### [STATED TASK]
Retype every entry word for word.

### [SOURCE RECORDS]
* * * * * * * * *

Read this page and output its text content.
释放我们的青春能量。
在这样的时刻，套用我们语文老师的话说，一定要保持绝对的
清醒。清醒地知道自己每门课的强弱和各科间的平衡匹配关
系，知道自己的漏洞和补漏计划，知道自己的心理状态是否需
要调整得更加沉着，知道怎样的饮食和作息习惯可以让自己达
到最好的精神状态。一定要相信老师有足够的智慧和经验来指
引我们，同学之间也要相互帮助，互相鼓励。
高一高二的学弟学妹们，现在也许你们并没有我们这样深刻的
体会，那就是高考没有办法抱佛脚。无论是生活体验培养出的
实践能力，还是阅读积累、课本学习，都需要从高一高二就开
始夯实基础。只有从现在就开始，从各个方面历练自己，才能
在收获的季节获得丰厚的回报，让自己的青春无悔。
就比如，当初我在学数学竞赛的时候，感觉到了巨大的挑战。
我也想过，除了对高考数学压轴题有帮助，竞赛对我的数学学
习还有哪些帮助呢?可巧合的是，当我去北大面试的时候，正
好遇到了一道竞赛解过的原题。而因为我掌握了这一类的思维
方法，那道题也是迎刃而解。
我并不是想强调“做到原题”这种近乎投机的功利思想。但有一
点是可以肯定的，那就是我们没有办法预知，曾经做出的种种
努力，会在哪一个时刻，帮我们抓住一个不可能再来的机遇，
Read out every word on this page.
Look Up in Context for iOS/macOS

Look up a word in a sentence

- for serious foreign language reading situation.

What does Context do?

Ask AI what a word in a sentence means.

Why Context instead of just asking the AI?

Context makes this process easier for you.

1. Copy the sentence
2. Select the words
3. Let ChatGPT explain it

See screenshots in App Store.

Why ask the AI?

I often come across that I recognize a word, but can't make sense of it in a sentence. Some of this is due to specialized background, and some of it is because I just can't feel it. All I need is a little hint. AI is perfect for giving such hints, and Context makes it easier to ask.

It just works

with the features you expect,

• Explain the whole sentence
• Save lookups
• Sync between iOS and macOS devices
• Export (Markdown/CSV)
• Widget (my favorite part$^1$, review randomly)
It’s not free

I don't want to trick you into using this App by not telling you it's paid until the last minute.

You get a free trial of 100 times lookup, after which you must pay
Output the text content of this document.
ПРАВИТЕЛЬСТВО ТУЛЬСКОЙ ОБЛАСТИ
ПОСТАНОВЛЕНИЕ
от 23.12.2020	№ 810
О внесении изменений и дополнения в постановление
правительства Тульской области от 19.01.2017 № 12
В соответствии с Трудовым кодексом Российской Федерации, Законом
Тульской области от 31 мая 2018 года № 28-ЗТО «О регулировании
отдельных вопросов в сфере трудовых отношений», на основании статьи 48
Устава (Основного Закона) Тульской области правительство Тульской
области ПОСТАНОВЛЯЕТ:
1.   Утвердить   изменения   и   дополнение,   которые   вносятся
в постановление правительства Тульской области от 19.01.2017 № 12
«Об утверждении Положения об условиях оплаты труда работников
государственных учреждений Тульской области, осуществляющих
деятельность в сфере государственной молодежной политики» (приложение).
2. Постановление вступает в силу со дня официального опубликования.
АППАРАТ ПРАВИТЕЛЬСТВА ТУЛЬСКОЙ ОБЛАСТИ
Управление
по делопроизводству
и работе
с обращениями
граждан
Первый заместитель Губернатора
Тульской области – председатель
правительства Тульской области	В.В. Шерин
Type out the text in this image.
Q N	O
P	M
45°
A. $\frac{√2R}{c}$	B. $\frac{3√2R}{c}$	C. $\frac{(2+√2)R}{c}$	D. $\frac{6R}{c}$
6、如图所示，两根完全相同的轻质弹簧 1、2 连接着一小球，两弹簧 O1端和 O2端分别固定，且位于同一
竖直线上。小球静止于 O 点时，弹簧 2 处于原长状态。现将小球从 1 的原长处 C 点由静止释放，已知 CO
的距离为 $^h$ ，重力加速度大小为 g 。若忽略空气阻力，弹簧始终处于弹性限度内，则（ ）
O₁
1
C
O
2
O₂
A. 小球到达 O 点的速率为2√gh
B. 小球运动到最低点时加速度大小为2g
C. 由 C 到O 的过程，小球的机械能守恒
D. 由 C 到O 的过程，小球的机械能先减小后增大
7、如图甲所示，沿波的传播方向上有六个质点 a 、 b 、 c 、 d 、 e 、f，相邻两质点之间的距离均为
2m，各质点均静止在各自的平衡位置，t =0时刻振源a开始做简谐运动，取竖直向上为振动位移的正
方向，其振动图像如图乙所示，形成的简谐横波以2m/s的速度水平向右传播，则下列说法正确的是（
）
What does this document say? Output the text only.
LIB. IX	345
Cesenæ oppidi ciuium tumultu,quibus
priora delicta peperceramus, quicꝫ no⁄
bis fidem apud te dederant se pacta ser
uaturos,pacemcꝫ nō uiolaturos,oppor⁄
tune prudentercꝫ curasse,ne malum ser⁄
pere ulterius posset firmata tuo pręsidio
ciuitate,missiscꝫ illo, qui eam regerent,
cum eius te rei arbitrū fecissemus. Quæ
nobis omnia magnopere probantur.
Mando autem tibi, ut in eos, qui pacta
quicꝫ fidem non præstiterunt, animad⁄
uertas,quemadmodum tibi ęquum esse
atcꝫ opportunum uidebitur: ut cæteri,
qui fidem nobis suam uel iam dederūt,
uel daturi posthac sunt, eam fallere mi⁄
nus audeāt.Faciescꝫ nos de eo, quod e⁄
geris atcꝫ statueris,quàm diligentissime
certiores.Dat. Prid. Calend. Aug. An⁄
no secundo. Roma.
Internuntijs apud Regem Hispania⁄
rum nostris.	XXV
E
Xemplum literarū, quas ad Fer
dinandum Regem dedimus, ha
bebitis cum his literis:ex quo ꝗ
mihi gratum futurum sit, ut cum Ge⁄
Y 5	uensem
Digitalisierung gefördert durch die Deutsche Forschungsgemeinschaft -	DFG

* * * * * * * * *

### [TASK ANSWER]
Read this page and output its text content.
释放我们的青春能量。
在这样的时刻，套用我们语文老师的话说，一定要保持绝对的
清醒。清醒地知道自己每门课的强弱和各科间的平衡匹配关
系，知道自己的漏洞和补漏计划，知道自己的心理状态是否需
要调整得更加沉着，知道怎样的饮食和作息习惯可以让自己达
到最好的精神状态。一定要相信老师有足够的智慧和经验来指
引我们，同学之间也要相互帮助，互相鼓励。
高一高二的学弟学妹们，现在也许你们并没有我们这样深刻的
体会，那就是高考没有办法抱佛脚。无论是生活体验培养出的
实践能力，还是阅读积累、课本学习，都需要从高一高二就开
始夯实基础。只有从现在就开始，从各个方面历练自己，才能
在收获的季节获得丰厚的回报，让自己的青春无悔。
就比如，当初我在学数学竞赛的时候，感觉到了巨大的挑战。
我也想过，除了对高考数学压轴题有帮助，竞赛对我的数学学
习还有哪些帮助呢?可巧合的是，当我去北大面试的时候，正
好遇到了一道竞赛解过的原题。而因为我掌握了这一类的思维
方法，那道题也是迎刃而解。
我并不是想强调“做到原题”这种近乎投机的功利思想。但有一
点是可以肯定的，那就是我们没有办法预知，曾经做出的种种
努力，会在哪一个时刻，帮我们抓住一个不可能再来的机遇，
Read out every word on this page.
Look Up in Context for iOS/macOS

Look up a word in a sentence

- for serious foreign language reading situation.

What does Context do?

Ask AI what a word in a sentence means.

Why Context instead of just asking the AI?

Context makes this process easier for you.

1. Copy the sentence
2. Select the words
3. Let ChatGPT explain it

See screenshots in App Store.

Why ask the AI?

I often come across that I recognize a word, but can't make sense of it in a sentence. Some of this is due to specialized background, and some of it is because I just can't feel it. All I need is a little hint. AI is perfect for giving such hints, and Context makes it easier to ask.

It just works

with the features you expect,

• Explain the whole sentence
• Save lookups
• Sync between iOS and macOS devices
• Export (Markdown/CSV)
• Widget (my favorite part$^1$, review randomly)
It’s not free

I don't want to trick you into using this App by not telling you it's paid until the last minute.

You get a free trial of 100 times lookup, after which you must pay
Output the text content of this document.
ПРАВИТЕЛЬСТВО ТУЛЬСКОЙ ОБЛАСТИ
ПОСТАНОВЛЕНИЕ
от 23.12.2020	№ 810
О внесении изменений и дополнения в постановление
правительства Тульской области от 19.01.2017 № 12
В соответствии с Трудовым кодексом Российской Федерации, Законом
Тульской области от 31 мая 2018 года № 28-ЗТО «О регулировании
отдельных вопросов в сфере трудовых отношений», на основании статьи 48
Устава (Основного Закона) Тульской области правительство Тульской
области ПОСТАНОВЛЯЕТ:
1.   Утвердить   изменения   и   дополнение,   которые   вносятся
в постановление правительства Тульской области от 19.01.2017 № 12
«Об утверждении Положения об условиях оплаты труда работников
государственных учреждений Тульской области, осуществляющих
деятельность в сфере государственной молодежной политики» (приложение).
2. Постановление вступает в силу со дня официального опубликования.
АППАРАТ ПРАВИТЕЛЬСТВА ТУЛЬСКОЙ ОБЛАСТИ
Управление
по делопроизводству
и работе
с обращениями
граждан
Первый заместитель Губернатора
Тульской области – председатель
правительства Тульской области	В.В. Шерин
Type out the text in this image.
Q N	O
P	M
45°
A. $\frac{√2R}{c}$	B. $\frac{3√2R}{c}$	C. $\frac{(2+√2)R}{c}$	D. $\frac{6R}{c}$
6、如图所示，两根完全相同的轻质弹簧 1、2 连接着一小球，两弹簧 O1端和 O2端分别固定，且位于同一
竖直线上。小球静止于 O 点时，弹簧 2 处于原长状态。现将小球从 1 的原长处 C 点由静止释放，已知 CO
的距离为 $^h$ ，重力加速度大小为 g 。若忽略空气阻力，弹簧始终处于弹性限度内，则（ ）
O₁
1
C
O
2
O₂
A. 小球到达 O 点的速率为2√gh
B. 小球运动到最低点时加速度大小为2g
C. 由 C 到O 的过程，小球的机械能守恒
D. 由 C 到O 的过程，小球的机械能先减小后增大
7、如图甲所示，沿波的传播方向上有六个质点 a 、 b 、 c 、 d 、 e 、f，相邻两质点之间的距离均为
2m，各质点均静止在各自的平衡位置，t =0时刻振源a开始做简谐运动，取竖直向上为振动位移的正
方向，其振动图像如图乙所示，形成的简谐横波以2m/s的速度水平向右传播，则下列说法正确的是（
）
What does this document say? Output the text only.
LIB. IX	345
Cesenæ oppidi ciuium tumultu,quibus
priora delicta peperceramus, quicꝫ no⁄
bis fidem apud te dederant se pacta ser
uaturos,pacemcꝫ nō uiolaturos,oppor⁄
tune prudentercꝫ curasse,ne malum ser⁄
pere ulterius posset firmata tuo pręsidio
ciuitate,missiscꝫ illo, qui eam regerent,
cum eius te rei arbitrū fecissemus. Quæ
nobis omnia magnopere probantur.
Mando autem tibi, ut in eos, qui pacta
quicꝫ fidem non præstiterunt, animad⁄
uertas,quemadmodum tibi ęquum esse
atcꝫ opportunum uidebitur: ut cæteri,
qui fidem nobis suam uel iam dederūt,
uel daturi posthac sunt, eam fallere mi⁄
nus audeāt.Faciescꝫ nos de eo, quod e⁄
geris atcꝫ statueris,quàm diligentissime
certiores.Dat. Prid. Calend. Aug. An⁄
no secundo. Roma.
Internuntijs apud Regem Hispania⁄
rum nostris.	XXV
E
Xemplum literarū, quas ad Fer
dinandum Regem dedimus, ha
bebitis cum his literis:ex quo ꝗ
mihi gratum futurum sit, ut cum Ge⁄
Y 5	uensem
Digitalisierung gefördert durch die Deutsche Forschungsgemeinschaft -	DFG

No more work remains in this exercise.